• ROWS:
★ ★ ★

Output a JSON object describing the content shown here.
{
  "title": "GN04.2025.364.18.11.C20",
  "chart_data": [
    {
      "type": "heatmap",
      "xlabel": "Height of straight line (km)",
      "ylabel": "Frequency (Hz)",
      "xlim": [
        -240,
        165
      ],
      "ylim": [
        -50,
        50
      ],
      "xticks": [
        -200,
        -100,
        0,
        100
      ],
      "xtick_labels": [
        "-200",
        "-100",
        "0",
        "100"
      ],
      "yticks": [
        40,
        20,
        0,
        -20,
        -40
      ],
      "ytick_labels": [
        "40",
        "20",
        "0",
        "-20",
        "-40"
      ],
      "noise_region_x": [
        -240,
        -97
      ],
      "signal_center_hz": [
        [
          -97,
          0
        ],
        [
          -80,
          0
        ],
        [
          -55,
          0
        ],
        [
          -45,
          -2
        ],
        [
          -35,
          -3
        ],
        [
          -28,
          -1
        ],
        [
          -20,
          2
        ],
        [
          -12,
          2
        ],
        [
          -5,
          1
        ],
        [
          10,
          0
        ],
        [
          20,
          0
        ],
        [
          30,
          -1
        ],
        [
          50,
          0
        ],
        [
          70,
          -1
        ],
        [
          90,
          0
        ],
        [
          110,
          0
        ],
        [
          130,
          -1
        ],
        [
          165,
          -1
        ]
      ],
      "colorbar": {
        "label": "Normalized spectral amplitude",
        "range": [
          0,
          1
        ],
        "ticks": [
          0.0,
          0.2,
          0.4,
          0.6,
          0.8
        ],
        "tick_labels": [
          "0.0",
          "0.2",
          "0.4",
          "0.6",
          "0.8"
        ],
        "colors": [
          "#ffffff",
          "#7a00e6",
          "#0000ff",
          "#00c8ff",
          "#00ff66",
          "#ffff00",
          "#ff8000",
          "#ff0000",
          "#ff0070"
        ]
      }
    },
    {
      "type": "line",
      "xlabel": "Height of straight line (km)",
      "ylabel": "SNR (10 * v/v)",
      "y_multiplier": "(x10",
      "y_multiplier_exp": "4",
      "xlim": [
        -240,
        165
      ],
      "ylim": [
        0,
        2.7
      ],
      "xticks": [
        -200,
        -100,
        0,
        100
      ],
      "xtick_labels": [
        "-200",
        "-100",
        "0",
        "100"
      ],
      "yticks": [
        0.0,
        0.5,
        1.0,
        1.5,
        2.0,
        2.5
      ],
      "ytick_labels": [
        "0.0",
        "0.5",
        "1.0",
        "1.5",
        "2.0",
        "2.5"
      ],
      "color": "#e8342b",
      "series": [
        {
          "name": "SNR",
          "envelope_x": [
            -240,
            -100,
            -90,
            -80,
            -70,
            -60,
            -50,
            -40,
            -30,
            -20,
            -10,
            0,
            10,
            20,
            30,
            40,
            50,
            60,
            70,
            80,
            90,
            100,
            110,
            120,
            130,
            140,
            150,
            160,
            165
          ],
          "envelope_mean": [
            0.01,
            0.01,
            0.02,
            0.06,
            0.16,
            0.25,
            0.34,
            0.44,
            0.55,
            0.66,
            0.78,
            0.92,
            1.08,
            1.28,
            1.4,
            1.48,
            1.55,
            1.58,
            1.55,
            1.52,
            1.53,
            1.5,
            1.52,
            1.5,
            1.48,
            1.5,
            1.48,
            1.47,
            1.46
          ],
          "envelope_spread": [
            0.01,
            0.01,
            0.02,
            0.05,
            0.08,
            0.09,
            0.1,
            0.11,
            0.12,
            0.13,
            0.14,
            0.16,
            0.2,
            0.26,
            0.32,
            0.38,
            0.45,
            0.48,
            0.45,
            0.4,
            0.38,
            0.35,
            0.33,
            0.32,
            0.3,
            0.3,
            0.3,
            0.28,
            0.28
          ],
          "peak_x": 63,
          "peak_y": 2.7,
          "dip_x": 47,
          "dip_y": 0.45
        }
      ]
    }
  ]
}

★ ★ ★

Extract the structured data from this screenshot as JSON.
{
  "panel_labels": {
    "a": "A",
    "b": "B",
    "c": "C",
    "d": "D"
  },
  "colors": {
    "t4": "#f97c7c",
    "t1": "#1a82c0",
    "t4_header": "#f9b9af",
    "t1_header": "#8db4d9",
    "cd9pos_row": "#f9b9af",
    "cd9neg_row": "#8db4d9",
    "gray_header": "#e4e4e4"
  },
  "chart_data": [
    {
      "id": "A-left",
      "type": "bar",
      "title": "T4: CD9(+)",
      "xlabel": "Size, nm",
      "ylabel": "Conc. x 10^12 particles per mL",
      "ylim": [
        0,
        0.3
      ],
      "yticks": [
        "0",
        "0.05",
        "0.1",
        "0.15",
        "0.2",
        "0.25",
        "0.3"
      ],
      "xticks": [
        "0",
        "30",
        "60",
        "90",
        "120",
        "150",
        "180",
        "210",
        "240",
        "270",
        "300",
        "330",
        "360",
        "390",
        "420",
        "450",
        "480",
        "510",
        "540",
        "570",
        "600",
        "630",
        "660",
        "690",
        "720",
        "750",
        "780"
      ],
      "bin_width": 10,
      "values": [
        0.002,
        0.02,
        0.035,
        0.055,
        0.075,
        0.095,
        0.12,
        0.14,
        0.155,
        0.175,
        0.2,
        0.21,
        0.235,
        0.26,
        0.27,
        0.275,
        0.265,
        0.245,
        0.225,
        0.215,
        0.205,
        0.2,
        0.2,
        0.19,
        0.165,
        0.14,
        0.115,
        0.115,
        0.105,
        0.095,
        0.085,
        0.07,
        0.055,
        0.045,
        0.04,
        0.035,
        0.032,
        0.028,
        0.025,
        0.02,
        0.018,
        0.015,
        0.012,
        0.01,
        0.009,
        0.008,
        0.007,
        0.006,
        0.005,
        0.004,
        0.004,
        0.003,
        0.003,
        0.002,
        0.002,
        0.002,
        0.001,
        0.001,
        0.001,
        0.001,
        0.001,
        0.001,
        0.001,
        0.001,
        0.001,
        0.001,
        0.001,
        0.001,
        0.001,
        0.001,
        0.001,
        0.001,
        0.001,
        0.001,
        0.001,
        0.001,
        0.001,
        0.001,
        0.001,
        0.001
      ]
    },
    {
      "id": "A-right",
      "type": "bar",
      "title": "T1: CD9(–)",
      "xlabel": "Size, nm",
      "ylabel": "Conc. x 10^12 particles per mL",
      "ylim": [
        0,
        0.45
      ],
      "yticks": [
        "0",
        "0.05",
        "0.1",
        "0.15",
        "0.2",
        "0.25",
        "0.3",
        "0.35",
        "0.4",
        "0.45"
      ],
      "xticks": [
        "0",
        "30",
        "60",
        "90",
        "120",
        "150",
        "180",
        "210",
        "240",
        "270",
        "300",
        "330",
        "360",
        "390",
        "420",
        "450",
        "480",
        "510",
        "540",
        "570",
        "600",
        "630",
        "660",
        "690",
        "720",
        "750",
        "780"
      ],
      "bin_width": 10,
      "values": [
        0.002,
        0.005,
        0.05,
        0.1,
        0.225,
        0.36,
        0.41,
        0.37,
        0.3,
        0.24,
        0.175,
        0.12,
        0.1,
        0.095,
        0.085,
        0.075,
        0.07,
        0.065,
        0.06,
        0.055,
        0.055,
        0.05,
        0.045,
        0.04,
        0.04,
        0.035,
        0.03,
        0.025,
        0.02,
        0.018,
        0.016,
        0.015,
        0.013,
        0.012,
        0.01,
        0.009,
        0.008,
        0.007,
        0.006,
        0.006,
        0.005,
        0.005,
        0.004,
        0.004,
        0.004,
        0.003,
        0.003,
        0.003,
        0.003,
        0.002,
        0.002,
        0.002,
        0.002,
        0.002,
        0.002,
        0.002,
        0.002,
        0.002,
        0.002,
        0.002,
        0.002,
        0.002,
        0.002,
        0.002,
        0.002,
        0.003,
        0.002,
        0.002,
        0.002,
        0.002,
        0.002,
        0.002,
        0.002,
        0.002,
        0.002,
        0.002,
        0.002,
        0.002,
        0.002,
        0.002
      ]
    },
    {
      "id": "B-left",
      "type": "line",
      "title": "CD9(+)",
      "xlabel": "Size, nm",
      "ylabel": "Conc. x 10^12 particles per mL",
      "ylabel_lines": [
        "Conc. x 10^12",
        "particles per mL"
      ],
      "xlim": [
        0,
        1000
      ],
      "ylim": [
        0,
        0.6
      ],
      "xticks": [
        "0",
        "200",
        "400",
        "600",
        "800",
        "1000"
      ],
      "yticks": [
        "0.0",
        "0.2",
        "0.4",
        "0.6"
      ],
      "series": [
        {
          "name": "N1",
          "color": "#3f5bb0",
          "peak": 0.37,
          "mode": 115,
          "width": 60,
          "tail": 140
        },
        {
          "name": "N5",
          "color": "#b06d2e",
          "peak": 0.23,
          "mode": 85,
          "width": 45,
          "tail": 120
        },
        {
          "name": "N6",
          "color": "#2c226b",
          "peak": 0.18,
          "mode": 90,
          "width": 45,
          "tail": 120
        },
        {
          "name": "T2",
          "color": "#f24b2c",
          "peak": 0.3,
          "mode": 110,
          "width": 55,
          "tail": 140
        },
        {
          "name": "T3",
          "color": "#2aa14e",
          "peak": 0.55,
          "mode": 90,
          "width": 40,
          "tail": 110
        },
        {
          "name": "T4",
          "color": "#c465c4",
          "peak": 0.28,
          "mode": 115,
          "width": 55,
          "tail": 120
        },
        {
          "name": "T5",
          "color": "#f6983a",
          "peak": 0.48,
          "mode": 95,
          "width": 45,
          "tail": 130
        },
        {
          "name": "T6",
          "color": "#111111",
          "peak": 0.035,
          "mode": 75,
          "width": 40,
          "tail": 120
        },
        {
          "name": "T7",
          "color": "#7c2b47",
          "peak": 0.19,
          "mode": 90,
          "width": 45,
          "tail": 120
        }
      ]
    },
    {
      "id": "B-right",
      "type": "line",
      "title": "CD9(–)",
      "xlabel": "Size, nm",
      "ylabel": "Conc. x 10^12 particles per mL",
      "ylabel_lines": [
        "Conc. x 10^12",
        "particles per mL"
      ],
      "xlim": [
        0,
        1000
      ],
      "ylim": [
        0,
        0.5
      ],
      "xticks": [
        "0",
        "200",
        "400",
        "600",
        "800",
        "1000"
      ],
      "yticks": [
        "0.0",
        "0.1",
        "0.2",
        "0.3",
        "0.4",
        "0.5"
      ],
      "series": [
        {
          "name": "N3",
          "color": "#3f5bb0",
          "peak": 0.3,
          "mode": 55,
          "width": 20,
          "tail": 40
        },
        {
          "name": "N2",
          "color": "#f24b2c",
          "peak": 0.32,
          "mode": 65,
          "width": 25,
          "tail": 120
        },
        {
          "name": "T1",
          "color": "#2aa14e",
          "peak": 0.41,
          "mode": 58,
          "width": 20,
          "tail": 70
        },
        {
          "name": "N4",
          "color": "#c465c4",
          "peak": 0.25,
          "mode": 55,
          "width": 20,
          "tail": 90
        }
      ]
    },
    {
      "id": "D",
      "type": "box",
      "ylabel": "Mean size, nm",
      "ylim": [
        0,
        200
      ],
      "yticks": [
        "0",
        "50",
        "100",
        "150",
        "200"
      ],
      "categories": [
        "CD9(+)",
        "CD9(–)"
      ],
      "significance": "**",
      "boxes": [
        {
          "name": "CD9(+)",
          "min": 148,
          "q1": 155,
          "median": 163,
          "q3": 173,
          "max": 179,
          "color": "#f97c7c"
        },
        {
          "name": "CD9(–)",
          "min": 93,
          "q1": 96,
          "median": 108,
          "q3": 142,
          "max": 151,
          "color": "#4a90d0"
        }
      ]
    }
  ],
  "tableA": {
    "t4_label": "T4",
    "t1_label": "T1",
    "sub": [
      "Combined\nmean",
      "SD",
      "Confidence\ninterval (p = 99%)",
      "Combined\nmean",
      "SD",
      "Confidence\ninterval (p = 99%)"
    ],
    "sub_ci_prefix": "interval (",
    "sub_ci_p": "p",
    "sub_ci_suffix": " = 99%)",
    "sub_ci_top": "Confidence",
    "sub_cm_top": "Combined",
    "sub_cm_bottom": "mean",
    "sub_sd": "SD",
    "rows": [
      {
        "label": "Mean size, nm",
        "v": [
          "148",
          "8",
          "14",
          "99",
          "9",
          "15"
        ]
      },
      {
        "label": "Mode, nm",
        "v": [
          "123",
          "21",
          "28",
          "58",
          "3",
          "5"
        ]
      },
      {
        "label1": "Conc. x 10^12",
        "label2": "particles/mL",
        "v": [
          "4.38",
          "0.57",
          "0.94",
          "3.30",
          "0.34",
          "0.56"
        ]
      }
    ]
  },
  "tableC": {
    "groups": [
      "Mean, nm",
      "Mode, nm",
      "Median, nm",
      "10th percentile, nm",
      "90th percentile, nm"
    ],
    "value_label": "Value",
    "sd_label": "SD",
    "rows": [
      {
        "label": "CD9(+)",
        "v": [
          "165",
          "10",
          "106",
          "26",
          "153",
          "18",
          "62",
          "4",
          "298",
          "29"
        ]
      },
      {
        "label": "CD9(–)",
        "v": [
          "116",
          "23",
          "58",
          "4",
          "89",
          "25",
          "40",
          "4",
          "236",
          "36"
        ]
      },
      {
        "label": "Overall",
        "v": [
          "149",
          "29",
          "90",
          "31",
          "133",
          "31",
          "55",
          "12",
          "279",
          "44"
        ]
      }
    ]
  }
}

★ ★ ★

Counting only lines of the data above that hold "JSON", report the total and nothing else.

• WORKED SOLUTION: 2